▶ What you have to do
Scan the records for "value". Report each line that includes it.

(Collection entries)
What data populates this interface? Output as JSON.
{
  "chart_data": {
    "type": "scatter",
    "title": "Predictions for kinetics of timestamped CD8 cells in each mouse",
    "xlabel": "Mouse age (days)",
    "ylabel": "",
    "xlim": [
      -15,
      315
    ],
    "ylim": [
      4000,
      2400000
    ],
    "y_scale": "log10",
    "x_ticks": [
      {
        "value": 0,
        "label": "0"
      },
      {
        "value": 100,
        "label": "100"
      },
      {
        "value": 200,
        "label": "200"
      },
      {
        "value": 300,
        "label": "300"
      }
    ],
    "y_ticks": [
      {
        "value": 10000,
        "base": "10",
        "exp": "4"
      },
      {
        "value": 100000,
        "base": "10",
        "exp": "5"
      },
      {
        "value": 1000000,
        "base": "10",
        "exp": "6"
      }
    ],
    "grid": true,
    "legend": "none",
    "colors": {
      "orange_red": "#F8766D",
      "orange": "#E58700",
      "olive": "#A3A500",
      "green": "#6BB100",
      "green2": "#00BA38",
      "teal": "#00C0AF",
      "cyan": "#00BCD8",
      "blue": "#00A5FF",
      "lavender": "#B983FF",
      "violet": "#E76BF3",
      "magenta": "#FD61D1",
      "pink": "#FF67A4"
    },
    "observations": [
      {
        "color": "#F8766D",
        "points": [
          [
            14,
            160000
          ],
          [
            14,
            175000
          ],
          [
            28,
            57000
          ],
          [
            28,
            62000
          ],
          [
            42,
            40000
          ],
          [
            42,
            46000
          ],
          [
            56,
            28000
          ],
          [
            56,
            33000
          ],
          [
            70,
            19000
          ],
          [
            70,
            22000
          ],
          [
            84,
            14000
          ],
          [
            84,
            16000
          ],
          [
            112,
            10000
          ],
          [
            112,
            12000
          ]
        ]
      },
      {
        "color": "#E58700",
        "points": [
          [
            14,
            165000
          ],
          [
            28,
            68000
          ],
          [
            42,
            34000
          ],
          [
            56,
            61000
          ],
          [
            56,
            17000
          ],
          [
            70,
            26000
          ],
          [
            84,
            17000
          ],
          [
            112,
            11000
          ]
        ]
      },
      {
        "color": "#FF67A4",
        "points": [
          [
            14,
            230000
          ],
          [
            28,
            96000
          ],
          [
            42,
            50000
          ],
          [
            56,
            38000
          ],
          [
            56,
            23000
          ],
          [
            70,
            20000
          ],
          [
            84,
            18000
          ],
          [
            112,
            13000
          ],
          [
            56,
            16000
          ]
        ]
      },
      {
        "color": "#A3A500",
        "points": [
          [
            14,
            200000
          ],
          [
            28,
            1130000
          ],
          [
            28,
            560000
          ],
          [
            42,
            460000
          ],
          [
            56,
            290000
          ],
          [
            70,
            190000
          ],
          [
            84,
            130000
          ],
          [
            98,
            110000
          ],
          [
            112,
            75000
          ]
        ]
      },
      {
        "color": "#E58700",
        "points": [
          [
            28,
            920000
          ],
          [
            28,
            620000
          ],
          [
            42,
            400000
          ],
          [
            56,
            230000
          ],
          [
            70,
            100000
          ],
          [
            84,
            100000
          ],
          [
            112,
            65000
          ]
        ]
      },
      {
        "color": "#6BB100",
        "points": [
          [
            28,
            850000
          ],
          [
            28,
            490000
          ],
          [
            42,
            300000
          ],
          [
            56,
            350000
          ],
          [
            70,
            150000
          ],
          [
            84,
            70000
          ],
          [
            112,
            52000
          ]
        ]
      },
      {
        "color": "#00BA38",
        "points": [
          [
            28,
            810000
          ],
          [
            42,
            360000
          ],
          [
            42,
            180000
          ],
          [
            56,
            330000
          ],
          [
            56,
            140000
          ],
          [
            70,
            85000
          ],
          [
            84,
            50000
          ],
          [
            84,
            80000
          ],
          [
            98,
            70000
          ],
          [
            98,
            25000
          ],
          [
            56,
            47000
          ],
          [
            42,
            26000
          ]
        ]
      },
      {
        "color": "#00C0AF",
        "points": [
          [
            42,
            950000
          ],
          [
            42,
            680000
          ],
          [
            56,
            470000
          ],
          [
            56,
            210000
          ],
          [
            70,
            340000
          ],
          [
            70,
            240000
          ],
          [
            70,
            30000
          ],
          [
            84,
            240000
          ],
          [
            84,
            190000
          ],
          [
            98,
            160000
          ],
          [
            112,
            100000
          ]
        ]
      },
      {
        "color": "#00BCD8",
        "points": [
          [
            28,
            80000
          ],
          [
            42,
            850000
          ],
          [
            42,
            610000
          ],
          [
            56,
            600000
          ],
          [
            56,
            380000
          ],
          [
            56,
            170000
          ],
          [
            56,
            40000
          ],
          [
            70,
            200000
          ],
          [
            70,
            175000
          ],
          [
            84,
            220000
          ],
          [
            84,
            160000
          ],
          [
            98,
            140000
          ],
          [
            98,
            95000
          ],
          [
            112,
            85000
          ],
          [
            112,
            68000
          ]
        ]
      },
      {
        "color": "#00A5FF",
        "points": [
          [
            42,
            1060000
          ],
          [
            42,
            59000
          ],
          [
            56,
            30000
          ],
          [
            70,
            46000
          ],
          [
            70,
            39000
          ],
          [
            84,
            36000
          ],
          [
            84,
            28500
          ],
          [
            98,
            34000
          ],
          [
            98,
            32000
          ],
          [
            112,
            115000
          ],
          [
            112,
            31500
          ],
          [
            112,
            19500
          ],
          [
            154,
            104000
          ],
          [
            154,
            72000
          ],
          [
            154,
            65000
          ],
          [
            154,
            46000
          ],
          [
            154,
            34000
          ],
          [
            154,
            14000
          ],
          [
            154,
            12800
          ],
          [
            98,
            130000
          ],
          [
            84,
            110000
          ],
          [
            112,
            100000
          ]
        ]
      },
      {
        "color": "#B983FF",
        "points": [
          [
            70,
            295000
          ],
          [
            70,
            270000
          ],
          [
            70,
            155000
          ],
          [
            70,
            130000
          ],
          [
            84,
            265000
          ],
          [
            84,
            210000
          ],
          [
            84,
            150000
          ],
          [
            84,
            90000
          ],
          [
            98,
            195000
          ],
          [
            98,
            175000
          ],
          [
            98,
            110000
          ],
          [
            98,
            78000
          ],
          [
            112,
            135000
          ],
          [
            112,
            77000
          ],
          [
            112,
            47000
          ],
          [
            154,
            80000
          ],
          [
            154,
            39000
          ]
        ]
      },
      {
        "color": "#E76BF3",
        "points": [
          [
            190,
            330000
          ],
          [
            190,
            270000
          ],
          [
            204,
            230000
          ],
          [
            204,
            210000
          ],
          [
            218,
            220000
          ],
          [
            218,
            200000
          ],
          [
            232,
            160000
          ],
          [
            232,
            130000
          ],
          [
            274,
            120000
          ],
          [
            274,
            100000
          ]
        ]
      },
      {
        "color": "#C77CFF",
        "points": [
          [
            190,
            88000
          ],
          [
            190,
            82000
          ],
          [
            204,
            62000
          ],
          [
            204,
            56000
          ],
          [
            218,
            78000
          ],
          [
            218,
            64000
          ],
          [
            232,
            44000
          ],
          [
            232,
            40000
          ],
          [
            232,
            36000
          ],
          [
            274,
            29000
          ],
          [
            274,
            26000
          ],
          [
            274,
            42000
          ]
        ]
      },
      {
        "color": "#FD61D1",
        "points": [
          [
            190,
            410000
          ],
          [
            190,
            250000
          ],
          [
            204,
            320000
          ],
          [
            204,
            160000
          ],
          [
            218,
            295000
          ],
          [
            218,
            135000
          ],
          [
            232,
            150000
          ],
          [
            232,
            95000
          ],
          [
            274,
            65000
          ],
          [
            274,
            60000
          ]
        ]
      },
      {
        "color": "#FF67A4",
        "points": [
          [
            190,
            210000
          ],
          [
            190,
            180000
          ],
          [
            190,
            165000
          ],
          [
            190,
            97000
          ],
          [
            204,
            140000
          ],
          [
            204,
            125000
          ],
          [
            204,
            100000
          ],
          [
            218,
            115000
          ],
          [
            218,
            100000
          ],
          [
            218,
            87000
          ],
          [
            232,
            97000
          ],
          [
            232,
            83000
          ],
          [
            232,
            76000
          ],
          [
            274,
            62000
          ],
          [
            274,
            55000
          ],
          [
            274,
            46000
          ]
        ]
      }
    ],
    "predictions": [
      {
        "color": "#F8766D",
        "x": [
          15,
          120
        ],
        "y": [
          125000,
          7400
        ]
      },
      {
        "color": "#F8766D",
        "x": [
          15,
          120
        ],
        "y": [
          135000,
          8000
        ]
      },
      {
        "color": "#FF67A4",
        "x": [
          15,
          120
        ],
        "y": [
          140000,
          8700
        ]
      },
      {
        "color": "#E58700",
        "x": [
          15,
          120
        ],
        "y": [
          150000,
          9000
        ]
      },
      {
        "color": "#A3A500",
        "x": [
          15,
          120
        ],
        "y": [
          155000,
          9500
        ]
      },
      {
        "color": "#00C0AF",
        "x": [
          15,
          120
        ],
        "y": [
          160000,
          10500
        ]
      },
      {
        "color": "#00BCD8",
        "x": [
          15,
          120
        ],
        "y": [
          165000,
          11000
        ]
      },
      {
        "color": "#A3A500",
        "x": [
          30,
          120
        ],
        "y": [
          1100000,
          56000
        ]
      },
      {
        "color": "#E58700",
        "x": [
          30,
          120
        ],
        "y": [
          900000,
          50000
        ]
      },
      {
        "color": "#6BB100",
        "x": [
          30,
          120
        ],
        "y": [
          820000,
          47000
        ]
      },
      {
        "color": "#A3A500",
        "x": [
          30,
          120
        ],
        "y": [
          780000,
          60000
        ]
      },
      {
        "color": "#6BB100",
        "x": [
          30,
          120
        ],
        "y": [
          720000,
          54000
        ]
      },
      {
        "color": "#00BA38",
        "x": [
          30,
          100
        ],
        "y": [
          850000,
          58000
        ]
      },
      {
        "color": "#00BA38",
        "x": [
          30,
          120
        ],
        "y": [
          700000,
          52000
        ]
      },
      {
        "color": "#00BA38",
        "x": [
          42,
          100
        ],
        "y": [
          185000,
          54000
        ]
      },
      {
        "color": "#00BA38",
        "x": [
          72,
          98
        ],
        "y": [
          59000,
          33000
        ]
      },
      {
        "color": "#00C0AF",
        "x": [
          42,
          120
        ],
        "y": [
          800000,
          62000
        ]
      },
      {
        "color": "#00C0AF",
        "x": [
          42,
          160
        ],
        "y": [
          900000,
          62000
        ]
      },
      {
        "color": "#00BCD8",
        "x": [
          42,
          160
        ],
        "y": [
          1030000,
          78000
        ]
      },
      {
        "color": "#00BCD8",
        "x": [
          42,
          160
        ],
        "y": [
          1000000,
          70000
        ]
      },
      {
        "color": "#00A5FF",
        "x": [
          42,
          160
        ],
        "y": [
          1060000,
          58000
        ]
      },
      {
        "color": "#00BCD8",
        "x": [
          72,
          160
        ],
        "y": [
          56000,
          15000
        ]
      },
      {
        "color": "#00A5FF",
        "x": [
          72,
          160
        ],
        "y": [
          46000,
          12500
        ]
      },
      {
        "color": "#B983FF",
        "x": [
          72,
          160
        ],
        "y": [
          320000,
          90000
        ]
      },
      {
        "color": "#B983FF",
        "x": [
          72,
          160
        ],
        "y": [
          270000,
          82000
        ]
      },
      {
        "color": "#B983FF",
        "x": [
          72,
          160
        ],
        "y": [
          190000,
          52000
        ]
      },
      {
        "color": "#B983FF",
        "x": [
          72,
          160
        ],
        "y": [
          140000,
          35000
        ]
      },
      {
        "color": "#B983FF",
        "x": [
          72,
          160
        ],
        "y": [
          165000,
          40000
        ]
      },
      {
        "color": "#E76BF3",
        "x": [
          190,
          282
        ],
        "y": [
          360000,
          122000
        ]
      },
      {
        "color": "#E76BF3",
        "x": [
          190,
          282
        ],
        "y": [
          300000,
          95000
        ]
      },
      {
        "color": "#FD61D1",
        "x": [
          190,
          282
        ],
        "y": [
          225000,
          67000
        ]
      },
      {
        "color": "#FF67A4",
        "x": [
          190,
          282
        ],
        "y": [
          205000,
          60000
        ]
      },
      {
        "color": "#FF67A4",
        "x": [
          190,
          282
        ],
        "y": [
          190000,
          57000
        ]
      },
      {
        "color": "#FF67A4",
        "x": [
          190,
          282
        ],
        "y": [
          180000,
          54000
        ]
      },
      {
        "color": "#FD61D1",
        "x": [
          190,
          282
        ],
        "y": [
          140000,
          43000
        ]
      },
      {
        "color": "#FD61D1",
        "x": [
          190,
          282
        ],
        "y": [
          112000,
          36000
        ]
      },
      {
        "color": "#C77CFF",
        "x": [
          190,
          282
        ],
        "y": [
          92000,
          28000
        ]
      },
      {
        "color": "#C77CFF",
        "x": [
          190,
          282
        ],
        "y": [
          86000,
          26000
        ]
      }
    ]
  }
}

▶ Solution to the problem
        "value": 0,
        "value": 100,
        "value": 200,
        "value": 300,
        "value": 10000,
        "value": 100000,
        "value": 1000000,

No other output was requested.